[To be done]: Reproduce every one of the following items word for word.

[Entries shown]:
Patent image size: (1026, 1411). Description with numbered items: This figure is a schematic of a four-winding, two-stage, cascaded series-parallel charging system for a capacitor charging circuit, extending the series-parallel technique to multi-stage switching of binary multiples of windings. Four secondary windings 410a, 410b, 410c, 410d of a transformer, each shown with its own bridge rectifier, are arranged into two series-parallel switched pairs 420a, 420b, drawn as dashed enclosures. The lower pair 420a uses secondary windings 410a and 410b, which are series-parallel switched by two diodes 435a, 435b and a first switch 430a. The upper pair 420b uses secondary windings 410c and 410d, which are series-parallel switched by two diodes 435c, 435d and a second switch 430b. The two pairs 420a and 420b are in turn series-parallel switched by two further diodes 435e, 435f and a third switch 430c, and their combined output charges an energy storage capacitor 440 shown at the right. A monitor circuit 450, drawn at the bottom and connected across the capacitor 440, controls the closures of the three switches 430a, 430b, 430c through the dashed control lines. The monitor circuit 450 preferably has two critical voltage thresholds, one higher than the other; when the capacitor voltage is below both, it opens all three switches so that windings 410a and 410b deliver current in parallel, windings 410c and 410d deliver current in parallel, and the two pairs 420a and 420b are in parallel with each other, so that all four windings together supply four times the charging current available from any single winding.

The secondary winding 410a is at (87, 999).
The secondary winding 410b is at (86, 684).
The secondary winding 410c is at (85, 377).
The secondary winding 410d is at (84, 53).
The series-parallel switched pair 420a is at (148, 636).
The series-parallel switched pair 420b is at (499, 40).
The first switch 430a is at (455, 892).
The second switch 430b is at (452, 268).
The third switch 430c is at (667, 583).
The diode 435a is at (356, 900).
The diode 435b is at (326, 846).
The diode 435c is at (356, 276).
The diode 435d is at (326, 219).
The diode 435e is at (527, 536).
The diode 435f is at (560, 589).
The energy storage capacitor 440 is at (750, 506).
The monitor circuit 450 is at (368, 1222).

[Worked solution]:
Patent image size: (1026, 1411). Description with numbered items: This figure is a schematic of a four-winding, two-stage, cascaded series-parallel charging system for a capacitor charging circuit, extending the series-parallel technique to multi-stage switching of binary multiples of windings. Four secondary windings 410a, 410b, 410c, 410d of a transformer, each shown with its own bridge rectifier, are arranged into two series-parallel switched pairs 420a, 420b, drawn as dashed enclosures. The lower pair 420a uses secondary windings 410a and 410b, which are series-parallel switched by two diodes 435a, 435b and a first switch 430a. The upper pair 420b uses secondary windings 410c and 410d, which are series-parallel switched by two diodes 435c, 435d and a second switch 430b. The two pairs 420a and 420b are in turn series-parallel switched by two further diodes 435e, 435f and a third switch 430c, and their combined output charges an energy storage capacitor 440 shown at the right. A monitor circuit 450, drawn at the bottom and connected across the capacitor 440, controls the closures of the three switches 430a, 430b, 430c through the dashed control lines. The monitor circuit 450 preferably has two critical voltage thresholds, one higher than the other; when the capacitor voltage is below both, it opens all three switches so that windings 410a and 410b deliver current in parallel, windings 410c and 410d deliver current in parallel, and the two pairs 420a and 420b are in parallel with each other, so that all four windings together supply four times the charging current available from any single winding.

The secondary winding 410a is at (87, 999).
The secondary winding 410b is at (86, 684).
The secondary winding 410c is at (85, 377).
The secondary winding 410d is at (84, 53).
The series-parallel switched pair 420a is at (148, 636).
The series-parallel switched pair 420b is at (499, 40).
The first switch 430a is at (455, 892).
The second switch 430b is at (452, 268).
The third switch 430c is at (667, 583).
The diode 435a is at (356, 900).
The diode 435b is at (326, 846).
The diode 435c is at (356, 276).
The diode 435d is at (326, 219).
The diode 435e is at (527, 536).
The diode 435f is at (560, 589).
The energy storage capacitor 440 is at (750, 506).
The monitor circuit 450 is at (368, 1222).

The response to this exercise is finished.